-- START OF RECORDED INFORMATION --

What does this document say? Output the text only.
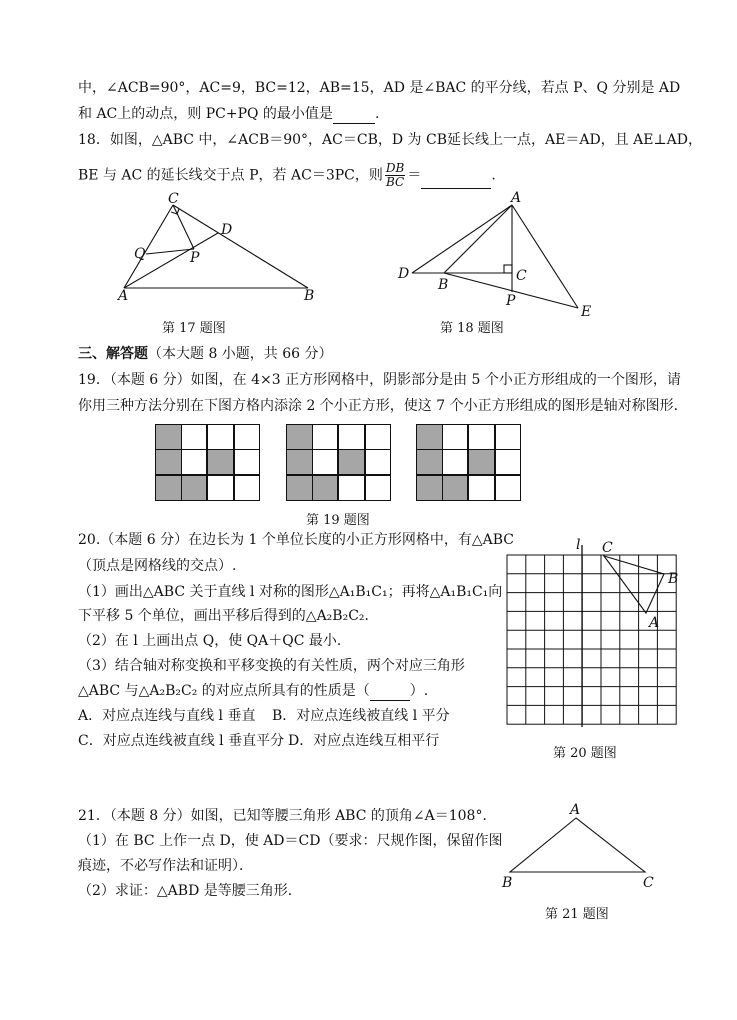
中，∠ACB=90°，AC=9，BC=12，AB=15，AD 是∠BAC 的平分线，若点 P、Q 分别是 AD
和 AC上的动点，则 PC+PQ 的最小值是	.
18．如图，△ABC 中，∠ACB＝90°，AC＝CB，D 为 CB延长线上一点，AE＝AD，且 AE⊥AD，
BE 与 AC 的延长线交于点 P，若 AC＝3PC，则 $\frac{DB}{BC}$ ＝	.
C
D
Q	P
A	B
第 17 题图
A
D	C
B
P
E
第 18 题图
三、解答题（本大题 8 小题，共 66 分）
19．（本题 6 分）如图，在 4×3 正方形网格中，阴影部分是由 5 个小正方形组成的一个图形，请
你用三种方法分别在下图方格内添涂 2 个小正方形，使这 7 个小正方形组成的图形是轴对称图形．
第 19 题图
20.（本题 6 分）在边长为 1 个单位长度的小正方形网格中，有△ABC
（顶点是网格线的交点）.
（1）画出△ABC 关于直线 l 对称的图形△A₁B₁C₁；再将△A₁B₁C₁向
下平移 5 个单位，画出平移后得到的△A₂B₂C₂．
（2）在 l 上画出点 Q，使 QA＋QC 最小．
（3）结合轴对称变换和平移变换的有关性质，两个对应三角形
△ABC 与△A₂B₂C₂ 的对应点所具有的性质是（	）.
A．对应点连线与直线 l 垂直 B．对应点连线被直线 l 平分
C．对应点连线被直线 l 垂直平分 D．对应点连线互相平行
l C
B
A
第 20 题图
21．（本题 8 分）如图，已知等腰三角形 ABC 的顶角∠A＝108°．
（1）在 BC 上作一点 D，使 AD＝CD（要求：尺规作图，保留作图
痕迹，不必写作法和证明）．
（2）求证：△ABD 是等腰三角形．
A
B	C
第 21 题图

-- END OF RECORDED INFORMATION --

## INSTRUCTIONS TO FOLLOW
The records shown above are to be repeated exactly, with the pictures left out.

## RESULT OF THIS EXERCISE
What does this document say? Output the text only.
中，∠ACB=90°，AC=9，BC=12，AB=15，AD 是∠BAC 的平分线，若点 P、Q 分别是 AD
和 AC上的动点，则 PC+PQ 的最小值是	.
18．如图，△ABC 中，∠ACB＝90°，AC＝CB，D 为 CB延长线上一点，AE＝AD，且 AE⊥AD，
BE 与 AC 的延长线交于点 P，若 AC＝3PC，则 $\frac{DB}{BC}$ ＝	.
C
D
Q	P
A	B
第 17 题图
A
D	C
B
P
E
第 18 题图
三、解答题（本大题 8 小题，共 66 分）
19．（本题 6 分）如图，在 4×3 正方形网格中，阴影部分是由 5 个小正方形组成的一个图形，请
你用三种方法分别在下图方格内添涂 2 个小正方形，使这 7 个小正方形组成的图形是轴对称图形．
第 19 题图
20.（本题 6 分）在边长为 1 个单位长度的小正方形网格中，有△ABC
（顶点是网格线的交点）.
（1）画出△ABC 关于直线 l 对称的图形△A₁B₁C₁；再将△A₁B₁C₁向
下平移 5 个单位，画出平移后得到的△A₂B₂C₂．
（2）在 l 上画出点 Q，使 QA＋QC 最小．
（3）结合轴对称变换和平移变换的有关性质，两个对应三角形
△ABC 与△A₂B₂C₂ 的对应点所具有的性质是（	）.
A．对应点连线与直线 l 垂直 B．对应点连线被直线 l 平分
C．对应点连线被直线 l 垂直平分 D．对应点连线互相平行
l C
B
A
第 20 题图
21．（本题 8 分）如图，已知等腰三角形 ABC 的顶角∠A＝108°．
（1）在 BC 上作一点 D，使 AD＝CD（要求：尺规作图，保留作图
痕迹，不必写作法和证明）．
（2）求证：△ABD 是等腰三角形．
A
B	C
第 21 题图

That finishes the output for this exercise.